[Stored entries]
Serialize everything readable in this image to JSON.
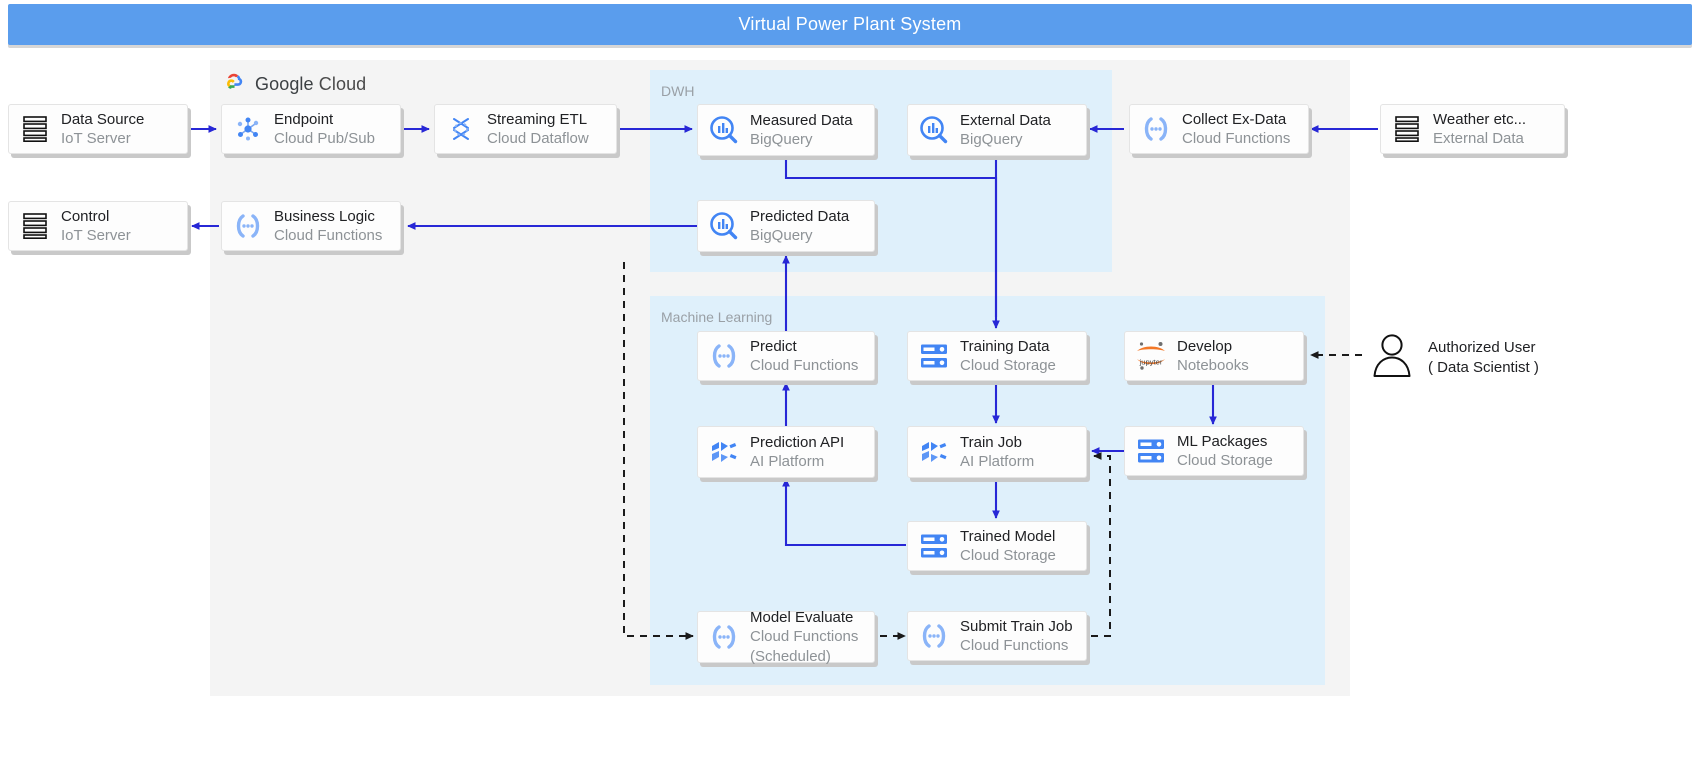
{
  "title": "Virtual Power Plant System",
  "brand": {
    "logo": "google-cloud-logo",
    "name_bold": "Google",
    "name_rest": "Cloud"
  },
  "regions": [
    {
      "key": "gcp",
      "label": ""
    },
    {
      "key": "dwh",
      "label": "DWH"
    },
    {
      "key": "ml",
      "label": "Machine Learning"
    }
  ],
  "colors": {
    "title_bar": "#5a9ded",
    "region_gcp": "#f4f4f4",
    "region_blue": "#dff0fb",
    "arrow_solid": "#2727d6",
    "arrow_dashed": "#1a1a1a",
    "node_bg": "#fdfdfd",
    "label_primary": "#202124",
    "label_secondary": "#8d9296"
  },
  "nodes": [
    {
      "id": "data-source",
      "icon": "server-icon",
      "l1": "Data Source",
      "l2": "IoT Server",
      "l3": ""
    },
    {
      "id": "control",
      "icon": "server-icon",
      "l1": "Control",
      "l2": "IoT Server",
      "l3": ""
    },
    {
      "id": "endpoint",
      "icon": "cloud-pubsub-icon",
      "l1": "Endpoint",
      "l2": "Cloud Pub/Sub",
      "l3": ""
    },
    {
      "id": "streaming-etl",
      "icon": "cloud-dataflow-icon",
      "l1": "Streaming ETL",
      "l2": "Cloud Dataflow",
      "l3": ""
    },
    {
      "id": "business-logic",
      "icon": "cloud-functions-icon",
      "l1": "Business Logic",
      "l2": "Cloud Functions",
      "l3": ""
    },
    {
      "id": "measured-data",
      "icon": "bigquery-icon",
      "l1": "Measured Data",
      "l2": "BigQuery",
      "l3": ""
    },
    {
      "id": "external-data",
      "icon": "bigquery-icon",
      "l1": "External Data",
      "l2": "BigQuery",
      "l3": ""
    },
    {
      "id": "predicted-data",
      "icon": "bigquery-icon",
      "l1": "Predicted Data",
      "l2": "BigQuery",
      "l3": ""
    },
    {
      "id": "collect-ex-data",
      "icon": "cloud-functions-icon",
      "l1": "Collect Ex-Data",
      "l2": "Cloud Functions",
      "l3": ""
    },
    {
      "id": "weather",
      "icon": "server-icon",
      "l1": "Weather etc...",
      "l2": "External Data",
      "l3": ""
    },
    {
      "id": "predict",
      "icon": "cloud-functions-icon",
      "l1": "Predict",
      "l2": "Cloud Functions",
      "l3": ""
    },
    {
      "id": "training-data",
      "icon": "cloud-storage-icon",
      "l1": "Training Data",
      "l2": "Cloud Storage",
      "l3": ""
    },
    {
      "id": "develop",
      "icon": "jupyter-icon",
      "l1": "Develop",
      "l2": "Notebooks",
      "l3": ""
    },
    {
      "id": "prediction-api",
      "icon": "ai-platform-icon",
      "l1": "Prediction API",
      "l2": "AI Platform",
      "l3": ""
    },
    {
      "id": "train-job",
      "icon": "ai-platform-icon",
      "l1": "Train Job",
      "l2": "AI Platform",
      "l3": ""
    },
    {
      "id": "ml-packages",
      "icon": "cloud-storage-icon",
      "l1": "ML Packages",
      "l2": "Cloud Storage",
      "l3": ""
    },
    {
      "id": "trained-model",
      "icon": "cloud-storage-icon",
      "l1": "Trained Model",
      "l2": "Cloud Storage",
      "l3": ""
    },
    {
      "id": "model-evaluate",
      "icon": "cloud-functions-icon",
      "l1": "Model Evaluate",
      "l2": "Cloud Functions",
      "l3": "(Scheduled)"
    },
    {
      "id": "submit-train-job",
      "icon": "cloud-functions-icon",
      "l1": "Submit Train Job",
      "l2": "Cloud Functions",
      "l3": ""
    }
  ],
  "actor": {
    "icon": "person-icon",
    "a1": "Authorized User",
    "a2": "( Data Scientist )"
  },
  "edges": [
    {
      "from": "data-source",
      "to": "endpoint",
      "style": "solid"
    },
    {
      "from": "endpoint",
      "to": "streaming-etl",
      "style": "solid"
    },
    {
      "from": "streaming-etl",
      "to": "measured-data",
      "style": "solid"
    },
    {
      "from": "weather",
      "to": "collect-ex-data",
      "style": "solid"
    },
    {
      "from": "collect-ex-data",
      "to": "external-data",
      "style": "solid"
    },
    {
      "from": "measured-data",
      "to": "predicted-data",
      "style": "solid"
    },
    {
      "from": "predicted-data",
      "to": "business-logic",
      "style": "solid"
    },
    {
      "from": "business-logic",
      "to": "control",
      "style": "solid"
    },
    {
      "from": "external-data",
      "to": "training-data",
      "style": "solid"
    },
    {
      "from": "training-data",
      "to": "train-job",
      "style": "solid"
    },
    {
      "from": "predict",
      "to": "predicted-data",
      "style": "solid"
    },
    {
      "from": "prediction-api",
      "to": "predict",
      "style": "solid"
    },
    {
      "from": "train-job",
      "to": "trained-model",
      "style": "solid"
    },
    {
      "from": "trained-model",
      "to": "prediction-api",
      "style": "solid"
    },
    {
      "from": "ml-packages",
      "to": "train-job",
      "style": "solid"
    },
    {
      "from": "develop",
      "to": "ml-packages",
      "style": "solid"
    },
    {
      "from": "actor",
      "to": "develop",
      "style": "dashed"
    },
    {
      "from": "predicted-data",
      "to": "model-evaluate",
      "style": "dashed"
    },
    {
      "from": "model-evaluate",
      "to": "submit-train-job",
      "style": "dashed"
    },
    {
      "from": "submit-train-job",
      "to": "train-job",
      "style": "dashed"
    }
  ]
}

WHAT IS REQUIRED - Repeat the data in full and exactly. Omit pictures.

RESPONSE TO THIS TASK -
Serialize everything readable in this image to JSON.
{
  "title": "Virtual Power Plant System",
  "brand": {
    "logo": "google-cloud-logo",
    "name_bold": "Google",
    "name_rest": "Cloud"
  },
  "regions": [
    {
      "key": "gcp",
      "label": ""
    },
    {
      "key": "dwh",
      "label": "DWH"
    },
    {
      "key": "ml",
      "label": "Machine Learning"
    }
  ],
  "colors": {
    "title_bar": "#5a9ded",
    "region_gcp": "#f4f4f4",
    "region_blue": "#dff0fb",
    "arrow_solid": "#2727d6",
    "arrow_dashed": "#1a1a1a",
    "node_bg": "#fdfdfd",
    "label_primary": "#202124",
    "label_secondary": "#8d9296"
  },
  "nodes": [
    {
      "id": "data-source",
      "icon": "server-icon",
      "l1": "Data Source",
      "l2": "IoT Server",
      "l3": ""
    },
    {
      "id": "control",
      "icon": "server-icon",
      "l1": "Control",
      "l2": "IoT Server",
      "l3": ""
    },
    {
      "id": "endpoint",
      "icon": "cloud-pubsub-icon",
      "l1": "Endpoint",
      "l2": "Cloud Pub/Sub",
      "l3": ""
    },
    {
      "id": "streaming-etl",
      "icon": "cloud-dataflow-icon",
      "l1": "Streaming ETL",
      "l2": "Cloud Dataflow",
      "l3": ""
    },
    {
      "id": "business-logic",
      "icon": "cloud-functions-icon",
      "l1": "Business Logic",
      "l2": "Cloud Functions",
      "l3": ""
    },
    {
      "id": "measured-data",
      "icon": "bigquery-icon",
      "l1": "Measured Data",
      "l2": "BigQuery",
      "l3": ""
    },
    {
      "id": "external-data",
      "icon": "bigquery-icon",
      "l1": "External Data",
      "l2": "BigQuery",
      "l3": ""
    },
    {
      "id": "predicted-data",
      "icon": "bigquery-icon",
      "l1": "Predicted Data",
      "l2": "BigQuery",
      "l3": ""
    },
    {
      "id": "collect-ex-data",
      "icon": "cloud-functions-icon",
      "l1": "Collect Ex-Data",
      "l2": "Cloud Functions",
      "l3": ""
    },
    {
      "id": "weather",
      "icon": "server-icon",
      "l1": "Weather etc...",
      "l2": "External Data",
      "l3": ""
    },
    {
      "id": "predict",
      "icon": "cloud-functions-icon",
      "l1": "Predict",
      "l2": "Cloud Functions",
      "l3": ""
    },
    {
      "id": "training-data",
      "icon": "cloud-storage-icon",
      "l1": "Training Data",
      "l2": "Cloud Storage",
      "l3": ""
    },
    {
      "id": "develop",
      "icon": "jupyter-icon",
      "l1": "Develop",
      "l2": "Notebooks",
      "l3": ""
    },
    {
      "id": "prediction-api",
      "icon": "ai-platform-icon",
      "l1": "Prediction API",
      "l2": "AI Platform",
      "l3": ""
    },
    {
      "id": "train-job",
      "icon": "ai-platform-icon",
      "l1": "Train Job",
      "l2": "AI Platform",
      "l3": ""
    },
    {
      "id": "ml-packages",
      "icon": "cloud-storage-icon",
      "l1": "ML Packages",
      "l2": "Cloud Storage",
      "l3": ""
    },
    {
      "id": "trained-model",
      "icon": "cloud-storage-icon",
      "l1": "Trained Model",
      "l2": "Cloud Storage",
      "l3": ""
    },
    {
      "id": "model-evaluate",
      "icon": "cloud-functions-icon",
      "l1": "Model Evaluate",
      "l2": "Cloud Functions",
      "l3": "(Scheduled)"
    },
    {
      "id": "submit-train-job",
      "icon": "cloud-functions-icon",
      "l1": "Submit Train Job",
      "l2": "Cloud Functions",
      "l3": ""
    }
  ],
  "actor": {
    "icon": "person-icon",
    "a1": "Authorized User",
    "a2": "( Data Scientist )"
  },
  "edges": [
    {
      "from": "data-source",
      "to": "endpoint",
      "style": "solid"
    },
    {
      "from": "endpoint",
      "to": "streaming-etl",
      "style": "solid"
    },
    {
      "from": "streaming-etl",
      "to": "measured-data",
      "style": "solid"
    },
    {
      "from": "weather",
      "to": "collect-ex-data",
      "style": "solid"
    },
    {
      "from": "collect-ex-data",
      "to": "external-data",
      "style": "solid"
    },
    {
      "from": "measured-data",
      "to": "predicted-data",
      "style": "solid"
    },
    {
      "from": "predicted-data",
      "to": "business-logic",
      "style": "solid"
    },
    {
      "from": "business-logic",
      "to": "control",
      "style": "solid"
    },
    {
      "from": "external-data",
      "to": "training-data",
      "style": "solid"
    },
    {
      "from": "training-data",
      "to": "train-job",
      "style": "solid"
    },
    {
      "from": "predict",
      "to": "predicted-data",
      "style": "solid"
    },
    {
      "from": "prediction-api",
      "to": "predict",
      "style": "solid"
    },
    {
      "from": "train-job",
      "to": "trained-model",
      "style": "solid"
    },
    {
      "from": "trained-model",
      "to": "prediction-api",
      "style": "solid"
    },
    {
      "from": "ml-packages",
      "to": "train-job",
      "style": "solid"
    },
    {
      "from": "develop",
      "to": "ml-packages",
      "style": "solid"
    },
    {
      "from": "actor",
      "to": "develop",
      "style": "dashed"
    },
    {
      "from": "predicted-data",
      "to": "model-evaluate",
      "style": "dashed"
    },
    {
      "from": "model-evaluate",
      "to": "submit-train-job",
      "style": "dashed"
    },
    {
      "from": "submit-train-job",
      "to": "train-job",
      "style": "dashed"
    }
  ]
}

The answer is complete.